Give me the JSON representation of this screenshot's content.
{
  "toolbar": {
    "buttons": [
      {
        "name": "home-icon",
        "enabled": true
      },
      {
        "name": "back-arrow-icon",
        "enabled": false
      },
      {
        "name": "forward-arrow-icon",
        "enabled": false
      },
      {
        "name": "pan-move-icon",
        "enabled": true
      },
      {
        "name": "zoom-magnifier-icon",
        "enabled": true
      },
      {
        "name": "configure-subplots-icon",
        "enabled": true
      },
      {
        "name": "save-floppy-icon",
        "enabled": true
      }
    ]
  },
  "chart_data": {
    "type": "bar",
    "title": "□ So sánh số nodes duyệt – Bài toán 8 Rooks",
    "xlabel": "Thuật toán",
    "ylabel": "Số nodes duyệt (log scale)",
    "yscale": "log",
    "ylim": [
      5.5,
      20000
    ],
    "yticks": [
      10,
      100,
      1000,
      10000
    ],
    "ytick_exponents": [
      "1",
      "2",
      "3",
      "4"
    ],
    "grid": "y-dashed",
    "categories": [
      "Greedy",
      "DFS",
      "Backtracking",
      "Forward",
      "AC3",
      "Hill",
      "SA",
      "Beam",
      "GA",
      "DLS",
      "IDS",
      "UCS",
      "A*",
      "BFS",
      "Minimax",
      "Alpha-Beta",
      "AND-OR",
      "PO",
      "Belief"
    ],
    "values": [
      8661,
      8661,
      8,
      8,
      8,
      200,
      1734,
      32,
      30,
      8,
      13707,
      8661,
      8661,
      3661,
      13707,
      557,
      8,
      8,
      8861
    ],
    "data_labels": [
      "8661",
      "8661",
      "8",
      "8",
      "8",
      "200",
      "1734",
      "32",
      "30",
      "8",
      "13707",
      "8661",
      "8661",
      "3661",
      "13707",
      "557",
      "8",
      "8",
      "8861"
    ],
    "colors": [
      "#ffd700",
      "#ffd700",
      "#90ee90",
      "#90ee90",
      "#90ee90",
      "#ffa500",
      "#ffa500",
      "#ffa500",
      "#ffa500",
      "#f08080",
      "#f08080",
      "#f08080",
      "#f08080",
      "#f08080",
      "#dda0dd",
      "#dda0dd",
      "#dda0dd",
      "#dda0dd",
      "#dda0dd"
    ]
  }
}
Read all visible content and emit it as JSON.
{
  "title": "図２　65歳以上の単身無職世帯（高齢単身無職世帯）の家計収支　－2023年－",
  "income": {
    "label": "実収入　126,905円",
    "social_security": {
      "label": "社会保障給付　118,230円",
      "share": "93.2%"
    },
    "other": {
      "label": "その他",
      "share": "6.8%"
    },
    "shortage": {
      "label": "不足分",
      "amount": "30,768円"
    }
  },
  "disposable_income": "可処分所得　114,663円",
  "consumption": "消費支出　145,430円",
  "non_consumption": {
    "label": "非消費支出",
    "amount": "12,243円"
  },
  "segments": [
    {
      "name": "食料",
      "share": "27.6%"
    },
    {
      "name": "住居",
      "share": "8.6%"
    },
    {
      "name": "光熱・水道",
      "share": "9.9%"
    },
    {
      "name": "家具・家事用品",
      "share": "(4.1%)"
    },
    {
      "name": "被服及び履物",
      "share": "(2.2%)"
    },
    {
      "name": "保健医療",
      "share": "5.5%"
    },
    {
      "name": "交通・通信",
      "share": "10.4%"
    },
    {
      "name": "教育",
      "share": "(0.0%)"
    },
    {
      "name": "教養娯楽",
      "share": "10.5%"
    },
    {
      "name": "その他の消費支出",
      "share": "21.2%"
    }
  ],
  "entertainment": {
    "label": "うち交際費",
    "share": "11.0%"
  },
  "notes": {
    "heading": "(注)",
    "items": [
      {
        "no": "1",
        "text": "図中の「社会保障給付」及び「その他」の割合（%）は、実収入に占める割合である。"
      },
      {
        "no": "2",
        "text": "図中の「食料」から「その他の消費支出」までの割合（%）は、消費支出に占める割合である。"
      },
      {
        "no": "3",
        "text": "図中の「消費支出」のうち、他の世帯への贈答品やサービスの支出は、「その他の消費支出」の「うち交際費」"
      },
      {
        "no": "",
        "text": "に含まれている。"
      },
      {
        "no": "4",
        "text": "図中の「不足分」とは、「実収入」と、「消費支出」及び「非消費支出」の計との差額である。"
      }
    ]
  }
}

Given instruction — Please set down the whole listing above without altering a single line.

Answer for this exercise —
Give me the JSON representation of this screenshot's content.
{
  "toolbar": {
    "buttons": [
      {
        "name": "home-icon",
        "enabled": true
      },
      {
        "name": "back-arrow-icon",
        "enabled": false
      },
      {
        "name": "forward-arrow-icon",
        "enabled": false
      },
      {
        "name": "pan-move-icon",
        "enabled": true
      },
      {
        "name": "zoom-magnifier-icon",
        "enabled": true
      },
      {
        "name": "configure-subplots-icon",
        "enabled": true
      },
      {
        "name": "save-floppy-icon",
        "enabled": true
      }
    ]
  },
  "chart_data": {
    "type": "bar",
    "title": "□ So sánh số nodes duyệt – Bài toán 8 Rooks",
    "xlabel": "Thuật toán",
    "ylabel": "Số nodes duyệt (log scale)",
    "yscale": "log",
    "ylim": [
      5.5,
      20000
    ],
    "yticks": [
      10,
      100,
      1000,
      10000
    ],
    "ytick_exponents": [
      "1",
      "2",
      "3",
      "4"
    ],
    "grid": "y-dashed",
    "categories": [
      "Greedy",
      "DFS",
      "Backtracking",
      "Forward",
      "AC3",
      "Hill",
      "SA",
      "Beam",
      "GA",
      "DLS",
      "IDS",
      "UCS",
      "A*",
      "BFS",
      "Minimax",
      "Alpha-Beta",
      "AND-OR",
      "PO",
      "Belief"
    ],
    "values": [
      8661,
      8661,
      8,
      8,
      8,
      200,
      1734,
      32,
      30,
      8,
      13707,
      8661,
      8661,
      3661,
      13707,
      557,
      8,
      8,
      8861
    ],
    "data_labels": [
      "8661",
      "8661",
      "8",
      "8",
      "8",
      "200",
      "1734",
      "32",
      "30",
      "8",
      "13707",
      "8661",
      "8661",
      "3661",
      "13707",
      "557",
      "8",
      "8",
      "8861"
    ],
    "colors": [
      "#ffd700",
      "#ffd700",
      "#90ee90",
      "#90ee90",
      "#90ee90",
      "#ffa500",
      "#ffa500",
      "#ffa500",
      "#ffa500",
      "#f08080",
      "#f08080",
      "#f08080",
      "#f08080",
      "#f08080",
      "#dda0dd",
      "#dda0dd",
      "#dda0dd",
      "#dda0dd",
      "#dda0dd"
    ]
  }
}
Read all visible content and emit it as JSON.
{
  "title": "図２　65歳以上の単身無職世帯（高齢単身無職世帯）の家計収支　－2023年－",
  "income": {
    "label": "実収入　126,905円",
    "social_security": {
      "label": "社会保障給付　118,230円",
      "share": "93.2%"
    },
    "other": {
      "label": "その他",
      "share": "6.8%"
    },
    "shortage": {
      "label": "不足分",
      "amount": "30,768円"
    }
  },
  "disposable_income": "可処分所得　114,663円",
  "consumption": "消費支出　145,430円",
  "non_consumption": {
    "label": "非消費支出",
    "amount": "12,243円"
  },
  "segments": [
    {
      "name": "食料",
      "share": "27.6%"
    },
    {
      "name": "住居",
      "share": "8.6%"
    },
    {
      "name": "光熱・水道",
      "share": "9.9%"
    },
    {
      "name": "家具・家事用品",
      "share": "(4.1%)"
    },
    {
      "name": "被服及び履物",
      "share": "(2.2%)"
    },
    {
      "name": "保健医療",
      "share": "5.5%"
    },
    {
      "name": "交通・通信",
      "share": "10.4%"
    },
    {
      "name": "教育",
      "share": "(0.0%)"
    },
    {
      "name": "教養娯楽",
      "share": "10.5%"
    },
    {
      "name": "その他の消費支出",
      "share": "21.2%"
    }
  ],
  "entertainment": {
    "label": "うち交際費",
    "share": "11.0%"
  },
  "notes": {
    "heading": "(注)",
    "items": [
      {
        "no": "1",
        "text": "図中の「社会保障給付」及び「その他」の割合（%）は、実収入に占める割合である。"
      },
      {
        "no": "2",
        "text": "図中の「食料」から「その他の消費支出」までの割合（%）は、消費支出に占める割合である。"
      },
      {
        "no": "3",
        "text": "図中の「消費支出」のうち、他の世帯への贈答品やサービスの支出は、「その他の消費支出」の「うち交際費」"
      },
      {
        "no": "",
        "text": "に含まれている。"
      },
      {
        "no": "4",
        "text": "図中の「不足分」とは、「実収入」と、「消費支出」及び「非消費支出」の計との差額である。"
      }
    ]
  }
}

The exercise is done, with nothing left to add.